---------- Entries ----------

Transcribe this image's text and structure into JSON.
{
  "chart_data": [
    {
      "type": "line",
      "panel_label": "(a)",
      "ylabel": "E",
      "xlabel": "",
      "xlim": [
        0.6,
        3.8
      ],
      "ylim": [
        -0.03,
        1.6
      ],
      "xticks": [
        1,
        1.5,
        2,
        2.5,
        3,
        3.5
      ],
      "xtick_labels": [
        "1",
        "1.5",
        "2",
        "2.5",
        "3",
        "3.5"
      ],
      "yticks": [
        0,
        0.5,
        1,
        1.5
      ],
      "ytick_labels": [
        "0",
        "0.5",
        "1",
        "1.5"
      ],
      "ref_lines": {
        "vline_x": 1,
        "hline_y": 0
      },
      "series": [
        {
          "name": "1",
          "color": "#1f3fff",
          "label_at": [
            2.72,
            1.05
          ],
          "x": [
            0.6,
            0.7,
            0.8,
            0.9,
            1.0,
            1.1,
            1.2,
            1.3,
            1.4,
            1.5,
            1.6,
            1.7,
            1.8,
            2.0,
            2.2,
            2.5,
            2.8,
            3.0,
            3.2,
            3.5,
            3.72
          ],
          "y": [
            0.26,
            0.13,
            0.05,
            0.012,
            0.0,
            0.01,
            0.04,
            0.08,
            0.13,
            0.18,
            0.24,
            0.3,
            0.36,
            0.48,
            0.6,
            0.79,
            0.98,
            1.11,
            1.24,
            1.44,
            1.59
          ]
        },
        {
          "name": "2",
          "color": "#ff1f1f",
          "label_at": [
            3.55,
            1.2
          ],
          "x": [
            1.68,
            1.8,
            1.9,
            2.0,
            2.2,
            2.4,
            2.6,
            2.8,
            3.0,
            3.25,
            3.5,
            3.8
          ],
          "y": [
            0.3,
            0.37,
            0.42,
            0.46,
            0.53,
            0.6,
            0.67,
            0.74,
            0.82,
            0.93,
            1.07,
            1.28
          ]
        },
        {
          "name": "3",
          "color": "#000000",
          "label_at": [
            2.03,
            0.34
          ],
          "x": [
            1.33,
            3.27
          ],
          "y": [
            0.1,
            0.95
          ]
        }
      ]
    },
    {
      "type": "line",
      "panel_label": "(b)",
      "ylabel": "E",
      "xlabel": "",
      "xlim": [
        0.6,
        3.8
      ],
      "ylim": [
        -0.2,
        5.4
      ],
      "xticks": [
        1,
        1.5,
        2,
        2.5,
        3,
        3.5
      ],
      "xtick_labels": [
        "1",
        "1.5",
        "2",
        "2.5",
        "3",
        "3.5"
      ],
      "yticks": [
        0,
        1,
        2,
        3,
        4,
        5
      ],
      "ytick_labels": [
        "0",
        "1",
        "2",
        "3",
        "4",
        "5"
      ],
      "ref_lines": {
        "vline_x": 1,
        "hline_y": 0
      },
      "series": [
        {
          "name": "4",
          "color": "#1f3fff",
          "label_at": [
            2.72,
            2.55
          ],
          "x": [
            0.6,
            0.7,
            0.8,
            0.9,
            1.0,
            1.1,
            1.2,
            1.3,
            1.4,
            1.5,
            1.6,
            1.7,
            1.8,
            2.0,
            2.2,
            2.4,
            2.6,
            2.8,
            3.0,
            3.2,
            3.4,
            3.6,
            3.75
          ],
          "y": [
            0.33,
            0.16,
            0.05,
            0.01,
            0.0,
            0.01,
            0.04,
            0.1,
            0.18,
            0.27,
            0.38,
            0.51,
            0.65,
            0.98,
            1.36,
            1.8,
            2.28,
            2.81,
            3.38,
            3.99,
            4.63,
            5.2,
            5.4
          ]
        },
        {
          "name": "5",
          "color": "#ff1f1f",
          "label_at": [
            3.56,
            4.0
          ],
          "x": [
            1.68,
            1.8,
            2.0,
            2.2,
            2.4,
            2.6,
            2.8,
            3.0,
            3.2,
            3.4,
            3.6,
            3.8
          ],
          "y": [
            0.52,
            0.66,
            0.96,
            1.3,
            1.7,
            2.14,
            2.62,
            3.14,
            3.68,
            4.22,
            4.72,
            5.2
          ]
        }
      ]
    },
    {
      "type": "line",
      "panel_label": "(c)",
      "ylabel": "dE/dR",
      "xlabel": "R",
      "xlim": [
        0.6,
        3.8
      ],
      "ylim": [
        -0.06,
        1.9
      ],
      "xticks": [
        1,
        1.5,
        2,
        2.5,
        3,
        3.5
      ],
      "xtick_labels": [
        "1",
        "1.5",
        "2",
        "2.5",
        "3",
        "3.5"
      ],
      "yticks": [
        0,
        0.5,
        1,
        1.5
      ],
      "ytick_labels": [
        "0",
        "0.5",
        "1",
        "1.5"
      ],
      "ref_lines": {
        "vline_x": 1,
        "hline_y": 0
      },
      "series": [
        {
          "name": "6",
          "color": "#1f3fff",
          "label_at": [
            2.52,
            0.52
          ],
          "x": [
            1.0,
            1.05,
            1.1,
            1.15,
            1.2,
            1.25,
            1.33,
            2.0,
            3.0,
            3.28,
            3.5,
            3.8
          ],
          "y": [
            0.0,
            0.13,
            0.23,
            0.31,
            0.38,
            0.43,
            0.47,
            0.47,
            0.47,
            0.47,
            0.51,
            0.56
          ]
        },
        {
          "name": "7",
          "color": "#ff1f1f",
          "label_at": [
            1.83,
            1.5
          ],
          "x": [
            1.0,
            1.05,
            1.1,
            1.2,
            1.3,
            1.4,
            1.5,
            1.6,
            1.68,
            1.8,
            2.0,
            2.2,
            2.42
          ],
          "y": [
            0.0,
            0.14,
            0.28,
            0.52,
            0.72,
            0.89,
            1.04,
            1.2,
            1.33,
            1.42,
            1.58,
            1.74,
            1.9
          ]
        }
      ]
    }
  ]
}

----------

All lines of the data above that include the word "name" must be shown.

          "name": "1",
          "name": "2",
          "name": "3",
          "name": "4",
          "name": "5",
          "name": "6",
          "name": "7",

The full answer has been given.